- _PROBLEM TO SOLVE_:
Images are excluded; otherwise, output every record exactly.

- _DATA SUPPLIED_:

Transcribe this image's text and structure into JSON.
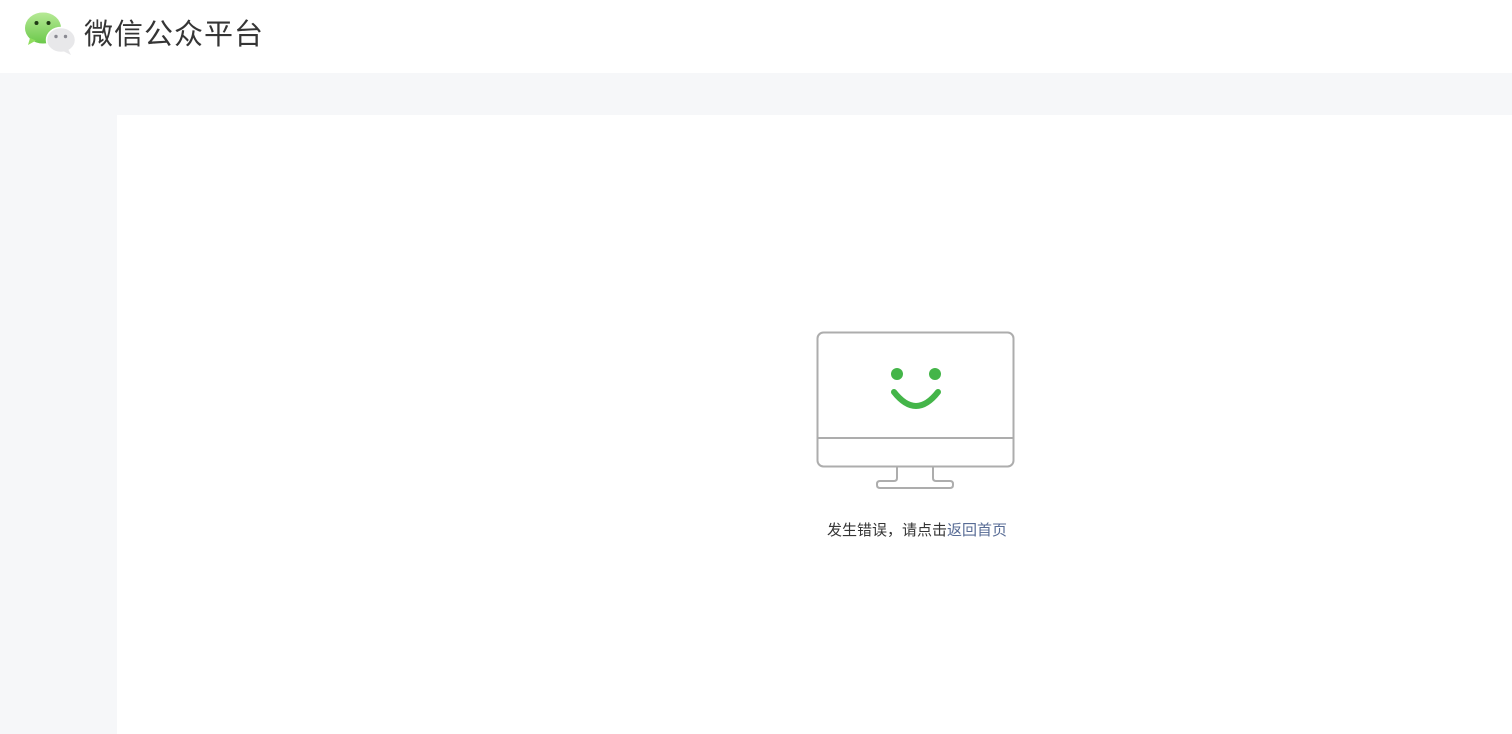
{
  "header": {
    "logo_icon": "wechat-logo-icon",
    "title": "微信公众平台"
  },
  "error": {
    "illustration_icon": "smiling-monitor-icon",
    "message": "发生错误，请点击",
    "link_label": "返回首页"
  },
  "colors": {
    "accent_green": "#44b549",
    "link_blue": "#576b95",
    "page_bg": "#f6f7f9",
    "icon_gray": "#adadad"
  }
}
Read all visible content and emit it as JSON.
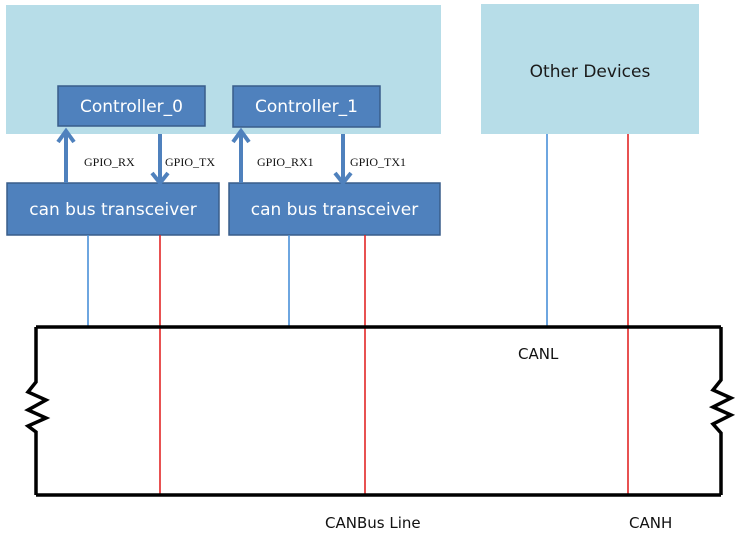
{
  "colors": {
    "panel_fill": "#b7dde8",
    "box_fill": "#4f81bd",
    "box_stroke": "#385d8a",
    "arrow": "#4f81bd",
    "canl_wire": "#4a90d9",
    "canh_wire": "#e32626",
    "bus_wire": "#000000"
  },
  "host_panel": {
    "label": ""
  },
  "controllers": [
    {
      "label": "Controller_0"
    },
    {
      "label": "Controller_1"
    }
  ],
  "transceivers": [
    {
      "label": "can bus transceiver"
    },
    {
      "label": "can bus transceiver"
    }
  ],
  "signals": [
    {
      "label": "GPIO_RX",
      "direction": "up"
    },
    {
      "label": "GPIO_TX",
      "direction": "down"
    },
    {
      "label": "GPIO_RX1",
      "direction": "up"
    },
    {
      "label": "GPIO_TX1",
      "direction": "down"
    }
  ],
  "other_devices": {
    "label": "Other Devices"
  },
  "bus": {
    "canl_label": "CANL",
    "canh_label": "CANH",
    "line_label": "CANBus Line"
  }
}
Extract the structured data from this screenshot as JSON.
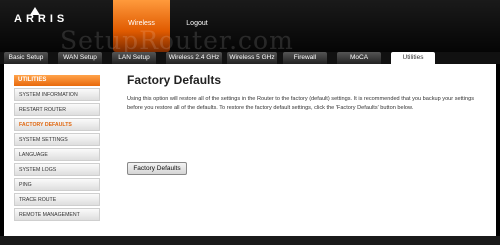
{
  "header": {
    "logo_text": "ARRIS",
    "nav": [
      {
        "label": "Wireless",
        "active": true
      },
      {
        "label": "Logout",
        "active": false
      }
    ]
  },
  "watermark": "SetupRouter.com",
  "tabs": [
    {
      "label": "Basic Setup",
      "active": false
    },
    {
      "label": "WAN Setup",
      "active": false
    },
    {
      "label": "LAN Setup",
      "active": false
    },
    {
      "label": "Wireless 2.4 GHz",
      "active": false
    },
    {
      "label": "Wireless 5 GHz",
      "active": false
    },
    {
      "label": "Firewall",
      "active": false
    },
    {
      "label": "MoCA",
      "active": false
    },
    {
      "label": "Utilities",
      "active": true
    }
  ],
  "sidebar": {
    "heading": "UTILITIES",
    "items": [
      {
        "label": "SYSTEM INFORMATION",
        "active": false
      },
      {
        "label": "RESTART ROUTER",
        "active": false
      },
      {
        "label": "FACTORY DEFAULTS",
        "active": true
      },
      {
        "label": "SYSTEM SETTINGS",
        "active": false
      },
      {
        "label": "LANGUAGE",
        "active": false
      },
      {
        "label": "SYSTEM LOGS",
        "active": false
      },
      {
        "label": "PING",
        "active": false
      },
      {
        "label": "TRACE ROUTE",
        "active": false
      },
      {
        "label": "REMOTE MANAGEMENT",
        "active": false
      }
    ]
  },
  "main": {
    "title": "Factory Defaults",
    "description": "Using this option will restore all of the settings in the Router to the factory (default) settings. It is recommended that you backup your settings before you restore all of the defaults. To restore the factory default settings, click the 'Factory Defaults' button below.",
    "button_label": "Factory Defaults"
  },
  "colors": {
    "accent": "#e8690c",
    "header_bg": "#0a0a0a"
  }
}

- _CORRECT ANSWER_:
Transcribe this image's text and structure into JSON.
{
  "header": {
    "logo_icon": "wechat-logo-icon",
    "title": "微信公众平台"
  },
  "error": {
    "illustration_icon": "smiling-monitor-icon",
    "message": "发生错误，请点击",
    "link_label": "返回首页"
  },
  "colors": {
    "accent_green": "#44b549",
    "link_blue": "#576b95",
    "page_bg": "#f6f7f9",
    "icon_gray": "#adadad"
  }
}
Read all visible content and emit it as JSON.
{
  "colors": {
    "panel_fill": "#b7dde8",
    "box_fill": "#4f81bd",
    "box_stroke": "#385d8a",
    "arrow": "#4f81bd",
    "canl_wire": "#4a90d9",
    "canh_wire": "#e32626",
    "bus_wire": "#000000"
  },
  "host_panel": {
    "label": ""
  },
  "controllers": [
    {
      "label": "Controller_0"
    },
    {
      "label": "Controller_1"
    }
  ],
  "transceivers": [
    {
      "label": "can bus transceiver"
    },
    {
      "label": "can bus transceiver"
    }
  ],
  "signals": [
    {
      "label": "GPIO_RX",
      "direction": "up"
    },
    {
      "label": "GPIO_TX",
      "direction": "down"
    },
    {
      "label": "GPIO_RX1",
      "direction": "up"
    },
    {
      "label": "GPIO_TX1",
      "direction": "down"
    }
  ],
  "other_devices": {
    "label": "Other Devices"
  },
  "bus": {
    "canl_label": "CANL",
    "canh_label": "CANH",
    "line_label": "CANBus Line"
  }
}
Extract the structured data from this screenshot as JSON.
{
  "header": {
    "logo_text": "ARRIS",
    "nav": [
      {
        "label": "Wireless",
        "active": true
      },
      {
        "label": "Logout",
        "active": false
      }
    ]
  },
  "watermark": "SetupRouter.com",
  "tabs": [
    {
      "label": "Basic Setup",
      "active": false
    },
    {
      "label": "WAN Setup",
      "active": false
    },
    {
      "label": "LAN Setup",
      "active": false
    },
    {
      "label": "Wireless 2.4 GHz",
      "active": false
    },
    {
      "label": "Wireless 5 GHz",
      "active": false
    },
    {
      "label": "Firewall",
      "active": false
    },
    {
      "label": "MoCA",
      "active": false
    },
    {
      "label": "Utilities",
      "active": true
    }
  ],
  "sidebar": {
    "heading": "UTILITIES",
    "items": [
      {
        "label": "SYSTEM INFORMATION",
        "active": false
      },
      {
        "label": "RESTART ROUTER",
        "active": false
      },
      {
        "label": "FACTORY DEFAULTS",
        "active": true
      },
      {
        "label": "SYSTEM SETTINGS",
        "active": false
      },
      {
        "label": "LANGUAGE",
        "active": false
      },
      {
        "label": "SYSTEM LOGS",
        "active": false
      },
      {
        "label": "PING",
        "active": false
      },
      {
        "label": "TRACE ROUTE",
        "active": false
      },
      {
        "label": "REMOTE MANAGEMENT",
        "active": false
      }
    ]
  },
  "main": {
    "title": "Factory Defaults",
    "description": "Using this option will restore all of the settings in the Router to the factory (default) settings. It is recommended that you backup your settings before you restore all of the defaults. To restore the factory default settings, click the 'Factory Defaults' button below.",
    "button_label": "Factory Defaults"
  },
  "colors": {
    "accent": "#e8690c",
    "header_bg": "#0a0a0a"
  }
}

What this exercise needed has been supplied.